**REQUIREMENT:** Beginning with the line where "Enumerate this screenshot's" appears, repeat every remaining line of the entries exactly, the last line included.

**Raw records:**

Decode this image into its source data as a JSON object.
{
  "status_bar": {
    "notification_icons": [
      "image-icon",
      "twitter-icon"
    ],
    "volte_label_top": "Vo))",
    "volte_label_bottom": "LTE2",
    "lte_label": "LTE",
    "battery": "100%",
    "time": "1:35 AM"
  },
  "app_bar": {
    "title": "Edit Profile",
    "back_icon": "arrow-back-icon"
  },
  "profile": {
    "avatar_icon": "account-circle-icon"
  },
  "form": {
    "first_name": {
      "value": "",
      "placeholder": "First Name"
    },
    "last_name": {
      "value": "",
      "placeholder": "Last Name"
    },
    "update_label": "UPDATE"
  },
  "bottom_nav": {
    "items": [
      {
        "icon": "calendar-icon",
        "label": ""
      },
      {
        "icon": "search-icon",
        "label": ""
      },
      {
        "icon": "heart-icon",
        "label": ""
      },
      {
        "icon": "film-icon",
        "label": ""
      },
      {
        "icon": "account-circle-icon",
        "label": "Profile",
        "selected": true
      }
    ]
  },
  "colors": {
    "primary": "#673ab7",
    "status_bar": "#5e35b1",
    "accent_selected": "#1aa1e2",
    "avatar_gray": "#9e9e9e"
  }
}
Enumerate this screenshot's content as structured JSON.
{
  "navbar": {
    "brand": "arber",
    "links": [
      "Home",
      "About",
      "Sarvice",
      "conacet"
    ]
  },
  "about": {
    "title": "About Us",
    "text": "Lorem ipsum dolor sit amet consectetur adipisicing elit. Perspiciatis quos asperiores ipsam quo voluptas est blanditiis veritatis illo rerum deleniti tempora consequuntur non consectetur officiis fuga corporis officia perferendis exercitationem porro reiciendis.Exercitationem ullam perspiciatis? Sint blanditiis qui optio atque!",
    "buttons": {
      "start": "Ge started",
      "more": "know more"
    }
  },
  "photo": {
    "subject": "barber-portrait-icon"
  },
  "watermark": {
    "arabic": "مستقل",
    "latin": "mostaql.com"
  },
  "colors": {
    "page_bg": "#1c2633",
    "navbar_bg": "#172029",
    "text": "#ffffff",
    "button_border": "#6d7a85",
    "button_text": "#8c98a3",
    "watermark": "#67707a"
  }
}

**RIGHT ANSWER:**
Enumerate this screenshot's content as structured JSON.
{
  "navbar": {
    "brand": "arber",
    "links": [
      "Home",
      "About",
      "Sarvice",
      "conacet"
    ]
  },
  "about": {
    "title": "About Us",
    "text": "Lorem ipsum dolor sit amet consectetur adipisicing elit. Perspiciatis quos asperiores ipsam quo voluptas est blanditiis veritatis illo rerum deleniti tempora consequuntur non consectetur officiis fuga corporis officia perferendis exercitationem porro reiciendis.Exercitationem ullam perspiciatis? Sint blanditiis qui optio atque!",
    "buttons": {
      "start": "Ge started",
      "more": "know more"
    }
  },
  "photo": {
    "subject": "barber-portrait-icon"
  },
  "watermark": {
    "arabic": "مستقل",
    "latin": "mostaql.com"
  },
  "colors": {
    "page_bg": "#1c2633",
    "navbar_bg": "#172029",
    "text": "#ffffff",
    "button_border": "#6d7a85",
    "button_text": "#8c98a3",
    "watermark": "#67707a"
  }
}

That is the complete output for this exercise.